AIM OF THE EXERCISE: Look through the data for the string "Prof". Copy every line where it is found.

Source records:
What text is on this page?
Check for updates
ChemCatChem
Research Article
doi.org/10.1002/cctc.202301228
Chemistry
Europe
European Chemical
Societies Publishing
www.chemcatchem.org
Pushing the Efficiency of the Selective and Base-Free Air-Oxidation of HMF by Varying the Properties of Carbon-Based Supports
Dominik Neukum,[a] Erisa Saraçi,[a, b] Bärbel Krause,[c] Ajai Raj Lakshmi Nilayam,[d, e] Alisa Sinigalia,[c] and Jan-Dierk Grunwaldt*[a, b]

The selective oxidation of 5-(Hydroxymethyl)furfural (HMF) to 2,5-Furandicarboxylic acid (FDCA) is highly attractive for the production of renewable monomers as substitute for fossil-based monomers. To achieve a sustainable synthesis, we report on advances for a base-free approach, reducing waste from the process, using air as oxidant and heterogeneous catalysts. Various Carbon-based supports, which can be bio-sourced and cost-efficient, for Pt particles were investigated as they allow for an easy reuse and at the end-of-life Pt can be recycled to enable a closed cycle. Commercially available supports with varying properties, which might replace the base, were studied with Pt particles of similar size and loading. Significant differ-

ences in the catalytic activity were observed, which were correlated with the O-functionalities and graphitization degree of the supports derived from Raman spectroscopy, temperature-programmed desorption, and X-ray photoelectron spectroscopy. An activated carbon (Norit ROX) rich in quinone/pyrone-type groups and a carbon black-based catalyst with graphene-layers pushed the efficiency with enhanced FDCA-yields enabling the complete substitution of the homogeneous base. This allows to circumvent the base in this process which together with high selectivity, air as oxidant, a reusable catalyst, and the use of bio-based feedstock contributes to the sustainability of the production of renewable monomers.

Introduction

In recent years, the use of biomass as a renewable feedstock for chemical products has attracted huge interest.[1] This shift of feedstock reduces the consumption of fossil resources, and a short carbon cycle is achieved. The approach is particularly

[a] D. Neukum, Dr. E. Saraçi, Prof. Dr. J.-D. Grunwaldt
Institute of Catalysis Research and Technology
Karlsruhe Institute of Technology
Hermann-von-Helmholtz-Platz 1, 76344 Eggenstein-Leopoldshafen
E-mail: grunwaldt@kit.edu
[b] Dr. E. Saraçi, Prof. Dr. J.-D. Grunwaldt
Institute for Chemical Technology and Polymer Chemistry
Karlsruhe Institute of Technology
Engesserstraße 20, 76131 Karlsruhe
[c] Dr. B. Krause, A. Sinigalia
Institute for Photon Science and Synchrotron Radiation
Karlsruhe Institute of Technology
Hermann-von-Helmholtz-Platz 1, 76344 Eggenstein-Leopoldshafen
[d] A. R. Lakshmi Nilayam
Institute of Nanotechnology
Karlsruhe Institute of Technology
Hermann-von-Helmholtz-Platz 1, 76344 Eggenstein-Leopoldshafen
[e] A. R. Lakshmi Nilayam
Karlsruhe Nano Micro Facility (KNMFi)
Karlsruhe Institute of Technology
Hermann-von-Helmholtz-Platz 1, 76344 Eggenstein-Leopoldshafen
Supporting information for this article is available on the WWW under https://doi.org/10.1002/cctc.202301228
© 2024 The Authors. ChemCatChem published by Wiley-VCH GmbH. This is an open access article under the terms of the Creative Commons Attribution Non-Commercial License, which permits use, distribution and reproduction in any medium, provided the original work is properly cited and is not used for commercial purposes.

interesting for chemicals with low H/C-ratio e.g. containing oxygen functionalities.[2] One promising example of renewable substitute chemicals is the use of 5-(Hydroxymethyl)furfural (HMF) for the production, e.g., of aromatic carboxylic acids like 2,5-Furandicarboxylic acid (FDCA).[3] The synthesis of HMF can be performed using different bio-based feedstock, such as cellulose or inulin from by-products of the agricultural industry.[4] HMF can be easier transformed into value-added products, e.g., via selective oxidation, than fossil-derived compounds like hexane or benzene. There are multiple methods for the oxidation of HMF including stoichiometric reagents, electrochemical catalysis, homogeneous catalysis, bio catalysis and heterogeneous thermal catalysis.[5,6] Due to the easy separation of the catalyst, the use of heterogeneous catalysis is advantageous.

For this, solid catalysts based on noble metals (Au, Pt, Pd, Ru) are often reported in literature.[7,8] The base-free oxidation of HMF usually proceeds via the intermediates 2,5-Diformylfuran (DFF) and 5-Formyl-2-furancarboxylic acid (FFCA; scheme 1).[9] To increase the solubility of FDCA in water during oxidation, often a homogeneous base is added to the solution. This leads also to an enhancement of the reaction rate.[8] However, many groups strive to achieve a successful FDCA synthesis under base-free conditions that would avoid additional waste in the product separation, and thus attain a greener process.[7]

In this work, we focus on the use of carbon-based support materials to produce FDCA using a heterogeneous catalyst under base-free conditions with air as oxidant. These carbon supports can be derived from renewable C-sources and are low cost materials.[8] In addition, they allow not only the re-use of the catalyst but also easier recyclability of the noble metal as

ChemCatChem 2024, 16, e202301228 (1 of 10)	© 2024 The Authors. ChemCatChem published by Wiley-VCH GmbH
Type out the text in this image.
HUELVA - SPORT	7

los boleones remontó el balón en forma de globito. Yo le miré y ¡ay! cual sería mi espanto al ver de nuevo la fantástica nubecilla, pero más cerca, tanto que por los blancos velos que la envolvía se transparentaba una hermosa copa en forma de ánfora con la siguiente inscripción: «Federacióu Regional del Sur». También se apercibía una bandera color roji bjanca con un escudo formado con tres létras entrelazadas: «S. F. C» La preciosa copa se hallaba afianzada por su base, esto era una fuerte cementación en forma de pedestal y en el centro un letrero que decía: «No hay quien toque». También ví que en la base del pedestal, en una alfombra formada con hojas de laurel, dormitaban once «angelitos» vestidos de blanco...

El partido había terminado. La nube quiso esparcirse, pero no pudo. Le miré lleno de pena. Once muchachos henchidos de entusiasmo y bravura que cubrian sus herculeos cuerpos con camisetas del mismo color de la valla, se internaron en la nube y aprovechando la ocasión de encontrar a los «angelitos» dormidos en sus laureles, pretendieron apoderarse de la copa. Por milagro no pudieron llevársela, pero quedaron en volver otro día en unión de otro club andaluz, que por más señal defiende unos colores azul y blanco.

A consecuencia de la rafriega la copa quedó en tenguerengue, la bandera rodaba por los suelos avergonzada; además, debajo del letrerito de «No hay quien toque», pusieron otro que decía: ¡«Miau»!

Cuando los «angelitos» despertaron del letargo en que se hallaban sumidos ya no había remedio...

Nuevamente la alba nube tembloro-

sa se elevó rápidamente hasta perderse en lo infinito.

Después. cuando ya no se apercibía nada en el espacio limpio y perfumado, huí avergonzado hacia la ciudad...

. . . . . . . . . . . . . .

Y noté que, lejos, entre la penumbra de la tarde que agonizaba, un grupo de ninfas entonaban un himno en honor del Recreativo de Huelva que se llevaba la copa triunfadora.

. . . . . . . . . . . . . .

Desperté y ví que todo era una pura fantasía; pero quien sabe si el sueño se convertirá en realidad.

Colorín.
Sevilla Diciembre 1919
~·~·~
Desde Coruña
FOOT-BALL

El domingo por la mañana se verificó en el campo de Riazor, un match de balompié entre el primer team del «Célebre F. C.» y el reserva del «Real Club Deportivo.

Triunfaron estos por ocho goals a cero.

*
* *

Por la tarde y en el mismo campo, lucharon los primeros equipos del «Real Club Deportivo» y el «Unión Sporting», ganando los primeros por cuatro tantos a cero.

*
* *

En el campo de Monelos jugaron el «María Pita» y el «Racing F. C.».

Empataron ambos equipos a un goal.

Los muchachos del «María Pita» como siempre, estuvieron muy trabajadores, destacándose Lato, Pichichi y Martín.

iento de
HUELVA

OUTPUT FOR THIS EXERCISE:
[a] D. Neukum, Dr. E. Saraçi, Prof. Dr. J.-D. Grunwaldt
[b] Dr. E. Saraçi, Prof. Dr. J.-D. Grunwaldt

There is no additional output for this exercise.